What you need to do
Reproduce all of the listing below without alteration.

Information shown
☆ ☆ ☆ ☆ ☆ ☆ ☆
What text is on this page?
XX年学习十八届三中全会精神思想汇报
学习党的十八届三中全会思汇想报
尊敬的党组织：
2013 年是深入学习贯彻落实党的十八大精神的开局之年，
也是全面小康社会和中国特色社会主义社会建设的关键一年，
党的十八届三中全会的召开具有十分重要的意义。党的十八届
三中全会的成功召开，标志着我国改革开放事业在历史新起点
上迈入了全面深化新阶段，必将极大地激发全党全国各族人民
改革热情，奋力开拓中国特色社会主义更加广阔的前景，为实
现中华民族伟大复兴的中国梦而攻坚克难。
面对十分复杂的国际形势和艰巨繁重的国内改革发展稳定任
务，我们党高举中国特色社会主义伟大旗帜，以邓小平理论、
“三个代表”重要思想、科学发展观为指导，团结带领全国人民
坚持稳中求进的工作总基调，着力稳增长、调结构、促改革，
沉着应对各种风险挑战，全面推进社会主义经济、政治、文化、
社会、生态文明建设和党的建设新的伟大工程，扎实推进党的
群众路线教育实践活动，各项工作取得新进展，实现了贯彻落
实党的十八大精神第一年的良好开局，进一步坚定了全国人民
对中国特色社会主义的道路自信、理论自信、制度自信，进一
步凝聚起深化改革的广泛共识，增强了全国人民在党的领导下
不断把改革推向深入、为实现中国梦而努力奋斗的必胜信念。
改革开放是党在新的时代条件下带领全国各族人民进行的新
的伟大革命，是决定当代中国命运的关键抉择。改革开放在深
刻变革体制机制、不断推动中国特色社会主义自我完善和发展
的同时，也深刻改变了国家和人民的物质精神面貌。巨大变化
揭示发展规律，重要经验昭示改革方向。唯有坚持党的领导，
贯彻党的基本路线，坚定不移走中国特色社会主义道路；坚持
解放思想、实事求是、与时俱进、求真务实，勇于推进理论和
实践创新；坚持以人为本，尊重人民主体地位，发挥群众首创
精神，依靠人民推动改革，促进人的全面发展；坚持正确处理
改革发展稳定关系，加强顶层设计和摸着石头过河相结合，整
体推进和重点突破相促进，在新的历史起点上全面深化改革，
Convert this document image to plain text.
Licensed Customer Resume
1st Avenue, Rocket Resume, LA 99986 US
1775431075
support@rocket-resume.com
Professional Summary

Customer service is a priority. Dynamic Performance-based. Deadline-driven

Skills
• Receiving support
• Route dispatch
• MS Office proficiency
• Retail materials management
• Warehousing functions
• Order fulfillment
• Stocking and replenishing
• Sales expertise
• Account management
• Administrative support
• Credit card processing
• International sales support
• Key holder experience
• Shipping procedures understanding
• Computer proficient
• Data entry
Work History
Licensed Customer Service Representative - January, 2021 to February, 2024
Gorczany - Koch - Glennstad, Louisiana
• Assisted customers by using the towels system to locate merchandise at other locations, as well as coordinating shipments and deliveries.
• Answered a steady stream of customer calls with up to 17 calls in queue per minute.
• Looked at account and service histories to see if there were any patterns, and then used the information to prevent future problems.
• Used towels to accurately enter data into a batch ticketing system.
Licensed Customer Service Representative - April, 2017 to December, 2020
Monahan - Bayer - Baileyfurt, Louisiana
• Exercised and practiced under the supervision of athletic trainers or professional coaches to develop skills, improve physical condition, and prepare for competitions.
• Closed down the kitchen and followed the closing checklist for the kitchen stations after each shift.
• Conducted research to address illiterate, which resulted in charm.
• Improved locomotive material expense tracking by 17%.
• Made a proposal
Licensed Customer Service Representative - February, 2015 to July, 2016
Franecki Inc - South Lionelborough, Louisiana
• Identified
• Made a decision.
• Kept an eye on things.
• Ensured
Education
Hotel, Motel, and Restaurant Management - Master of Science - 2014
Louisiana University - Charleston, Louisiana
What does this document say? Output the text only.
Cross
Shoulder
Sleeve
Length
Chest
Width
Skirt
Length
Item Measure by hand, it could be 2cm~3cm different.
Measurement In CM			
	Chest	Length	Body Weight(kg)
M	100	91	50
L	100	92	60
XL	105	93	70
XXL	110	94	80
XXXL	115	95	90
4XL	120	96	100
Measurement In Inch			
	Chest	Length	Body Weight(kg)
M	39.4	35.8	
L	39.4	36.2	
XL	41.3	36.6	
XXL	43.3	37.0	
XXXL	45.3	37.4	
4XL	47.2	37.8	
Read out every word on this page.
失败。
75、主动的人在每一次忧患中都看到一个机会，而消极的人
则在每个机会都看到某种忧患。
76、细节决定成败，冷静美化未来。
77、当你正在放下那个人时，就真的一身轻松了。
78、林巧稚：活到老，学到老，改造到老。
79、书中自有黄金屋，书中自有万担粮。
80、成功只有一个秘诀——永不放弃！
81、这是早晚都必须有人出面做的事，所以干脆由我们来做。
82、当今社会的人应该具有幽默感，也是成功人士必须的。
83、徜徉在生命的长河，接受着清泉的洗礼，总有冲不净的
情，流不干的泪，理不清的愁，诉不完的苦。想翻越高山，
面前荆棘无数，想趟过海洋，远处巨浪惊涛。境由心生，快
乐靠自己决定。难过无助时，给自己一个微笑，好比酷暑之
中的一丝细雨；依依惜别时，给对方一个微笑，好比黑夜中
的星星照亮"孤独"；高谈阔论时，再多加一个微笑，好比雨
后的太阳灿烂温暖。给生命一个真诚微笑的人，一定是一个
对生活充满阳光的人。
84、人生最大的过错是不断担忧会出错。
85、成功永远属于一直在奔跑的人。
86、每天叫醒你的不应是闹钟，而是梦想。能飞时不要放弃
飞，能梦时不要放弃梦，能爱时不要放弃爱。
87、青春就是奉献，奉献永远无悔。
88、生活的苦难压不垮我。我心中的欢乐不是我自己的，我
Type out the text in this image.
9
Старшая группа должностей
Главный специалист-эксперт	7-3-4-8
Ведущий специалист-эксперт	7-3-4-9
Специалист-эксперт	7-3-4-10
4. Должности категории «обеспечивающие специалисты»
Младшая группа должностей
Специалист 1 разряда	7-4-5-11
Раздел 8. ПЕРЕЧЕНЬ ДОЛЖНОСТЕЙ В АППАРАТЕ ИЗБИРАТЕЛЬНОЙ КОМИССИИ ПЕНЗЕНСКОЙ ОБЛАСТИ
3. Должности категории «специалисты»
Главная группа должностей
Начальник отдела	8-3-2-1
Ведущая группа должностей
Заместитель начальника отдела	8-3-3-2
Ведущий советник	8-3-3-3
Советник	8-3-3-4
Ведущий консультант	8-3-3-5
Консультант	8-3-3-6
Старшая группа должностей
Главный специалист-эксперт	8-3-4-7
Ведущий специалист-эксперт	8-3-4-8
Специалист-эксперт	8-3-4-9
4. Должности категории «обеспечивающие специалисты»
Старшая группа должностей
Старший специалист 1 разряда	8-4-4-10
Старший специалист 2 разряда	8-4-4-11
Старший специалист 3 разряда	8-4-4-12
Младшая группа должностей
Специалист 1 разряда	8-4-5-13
☆ ☆ ☆ ☆ ☆ ☆ ☆
Solution to this exercise
What text is on this page?
XX年学习十八届三中全会精神思想汇报
学习党的十八届三中全会思汇想报
尊敬的党组织：
2013 年是深入学习贯彻落实党的十八大精神的开局之年，
也是全面小康社会和中国特色社会主义社会建设的关键一年，
党的十八届三中全会的召开具有十分重要的意义。党的十八届
三中全会的成功召开，标志着我国改革开放事业在历史新起点
上迈入了全面深化新阶段，必将极大地激发全党全国各族人民
改革热情，奋力开拓中国特色社会主义更加广阔的前景，为实
现中华民族伟大复兴的中国梦而攻坚克难。
面对十分复杂的国际形势和艰巨繁重的国内改革发展稳定任
务，我们党高举中国特色社会主义伟大旗帜，以邓小平理论、
“三个代表”重要思想、科学发展观为指导，团结带领全国人民
坚持稳中求进的工作总基调，着力稳增长、调结构、促改革，
沉着应对各种风险挑战，全面推进社会主义经济、政治、文化、
社会、生态文明建设和党的建设新的伟大工程，扎实推进党的
群众路线教育实践活动，各项工作取得新进展，实现了贯彻落
实党的十八大精神第一年的良好开局，进一步坚定了全国人民
对中国特色社会主义的道路自信、理论自信、制度自信，进一
步凝聚起深化改革的广泛共识，增强了全国人民在党的领导下
不断把改革推向深入、为实现中国梦而努力奋斗的必胜信念。
改革开放是党在新的时代条件下带领全国各族人民进行的新
的伟大革命，是决定当代中国命运的关键抉择。改革开放在深
刻变革体制机制、不断推动中国特色社会主义自我完善和发展
的同时，也深刻改变了国家和人民的物质精神面貌。巨大变化
揭示发展规律，重要经验昭示改革方向。唯有坚持党的领导，
贯彻党的基本路线，坚定不移走中国特色社会主义道路；坚持
解放思想、实事求是、与时俱进、求真务实，勇于推进理论和
实践创新；坚持以人为本，尊重人民主体地位，发挥群众首创
精神，依靠人民推动改革，促进人的全面发展；坚持正确处理
改革发展稳定关系，加强顶层设计和摸着石头过河相结合，整
体推进和重点突破相促进，在新的历史起点上全面深化改革，
Convert this document image to plain text.
Licensed Customer Resume
1st Avenue, Rocket Resume, LA 99986 US
1775431075
support@rocket-resume.com
Professional Summary

Customer service is a priority. Dynamic Performance-based. Deadline-driven

Skills
• Receiving support
• Route dispatch
• MS Office proficiency
• Retail materials management
• Warehousing functions
• Order fulfillment
• Stocking and replenishing
• Sales expertise
• Account management
• Administrative support
• Credit card processing
• International sales support
• Key holder experience
• Shipping procedures understanding
• Computer proficient
• Data entry
Work History
Licensed Customer Service Representative - January, 2021 to February, 2024
Gorczany - Koch - Glennstad, Louisiana
• Assisted customers by using the towels system to locate merchandise at other locations, as well as coordinating shipments and deliveries.
• Answered a steady stream of customer calls with up to 17 calls in queue per minute.
• Looked at account and service histories to see if there were any patterns, and then used the information to prevent future problems.
• Used towels to accurately enter data into a batch ticketing system.
Licensed Customer Service Representative - April, 2017 to December, 2020
Monahan - Bayer - Baileyfurt, Louisiana
• Exercised and practiced under the supervision of athletic trainers or professional coaches to develop skills, improve physical condition, and prepare for competitions.
• Closed down the kitchen and followed the closing checklist for the kitchen stations after each shift.
• Conducted research to address illiterate, which resulted in charm.
• Improved locomotive material expense tracking by 17%.
• Made a proposal
Licensed Customer Service Representative - February, 2015 to July, 2016
Franecki Inc - South Lionelborough, Louisiana
• Identified
• Made a decision.
• Kept an eye on things.
• Ensured
Education
Hotel, Motel, and Restaurant Management - Master of Science - 2014
Louisiana University - Charleston, Louisiana
What does this document say? Output the text only.
Cross
Shoulder
Sleeve
Length
Chest
Width
Skirt
Length
Item Measure by hand, it could be 2cm~3cm different.
Measurement In CM			
	Chest	Length	Body Weight(kg)
M	100	91	50
L	100	92	60
XL	105	93	70
XXL	110	94	80
XXXL	115	95	90
4XL	120	96	100
Measurement In Inch			
	Chest	Length	Body Weight(kg)
M	39.4	35.8	
L	39.4	36.2	
XL	41.3	36.6	
XXL	43.3	37.0	
XXXL	45.3	37.4	
4XL	47.2	37.8	
Read out every word on this page.
失败。
75、主动的人在每一次忧患中都看到一个机会，而消极的人
则在每个机会都看到某种忧患。
76、细节决定成败，冷静美化未来。
77、当你正在放下那个人时，就真的一身轻松了。
78、林巧稚：活到老，学到老，改造到老。
79、书中自有黄金屋，书中自有万担粮。
80、成功只有一个秘诀——永不放弃！
81、这是早晚都必须有人出面做的事，所以干脆由我们来做。
82、当今社会的人应该具有幽默感，也是成功人士必须的。
83、徜徉在生命的长河，接受着清泉的洗礼，总有冲不净的
情，流不干的泪，理不清的愁，诉不完的苦。想翻越高山，
面前荆棘无数，想趟过海洋，远处巨浪惊涛。境由心生，快
乐靠自己决定。难过无助时，给自己一个微笑，好比酷暑之
中的一丝细雨；依依惜别时，给对方一个微笑，好比黑夜中
的星星照亮"孤独"；高谈阔论时，再多加一个微笑，好比雨
后的太阳灿烂温暖。给生命一个真诚微笑的人，一定是一个
对生活充满阳光的人。
84、人生最大的过错是不断担忧会出错。
85、成功永远属于一直在奔跑的人。
86、每天叫醒你的不应是闹钟，而是梦想。能飞时不要放弃
飞，能梦时不要放弃梦，能爱时不要放弃爱。
87、青春就是奉献，奉献永远无悔。
88、生活的苦难压不垮我。我心中的欢乐不是我自己的，我
Type out the text in this image.
9
Старшая группа должностей
Главный специалист-эксперт	7-3-4-8
Ведущий специалист-эксперт	7-3-4-9
Специалист-эксперт	7-3-4-10
4. Должности категории «обеспечивающие специалисты»
Младшая группа должностей
Специалист 1 разряда	7-4-5-11
Раздел 8. ПЕРЕЧЕНЬ ДОЛЖНОСТЕЙ В АППАРАТЕ ИЗБИРАТЕЛЬНОЙ КОМИССИИ ПЕНЗЕНСКОЙ ОБЛАСТИ
3. Должности категории «специалисты»
Главная группа должностей
Начальник отдела	8-3-2-1
Ведущая группа должностей
Заместитель начальника отдела	8-3-3-2
Ведущий советник	8-3-3-3
Советник	8-3-3-4
Ведущий консультант	8-3-3-5
Консультант	8-3-3-6
Старшая группа должностей
Главный специалист-эксперт	8-3-4-7
Ведущий специалист-эксперт	8-3-4-8
Специалист-эксперт	8-3-4-9
4. Должности категории «обеспечивающие специалисты»
Старшая группа должностей
Старший специалист 1 разряда	8-4-4-10
Старший специалист 2 разряда	8-4-4-11
Старший специалист 3 разряда	8-4-4-12
Младшая группа должностей
Специалист 1 разряда	8-4-5-13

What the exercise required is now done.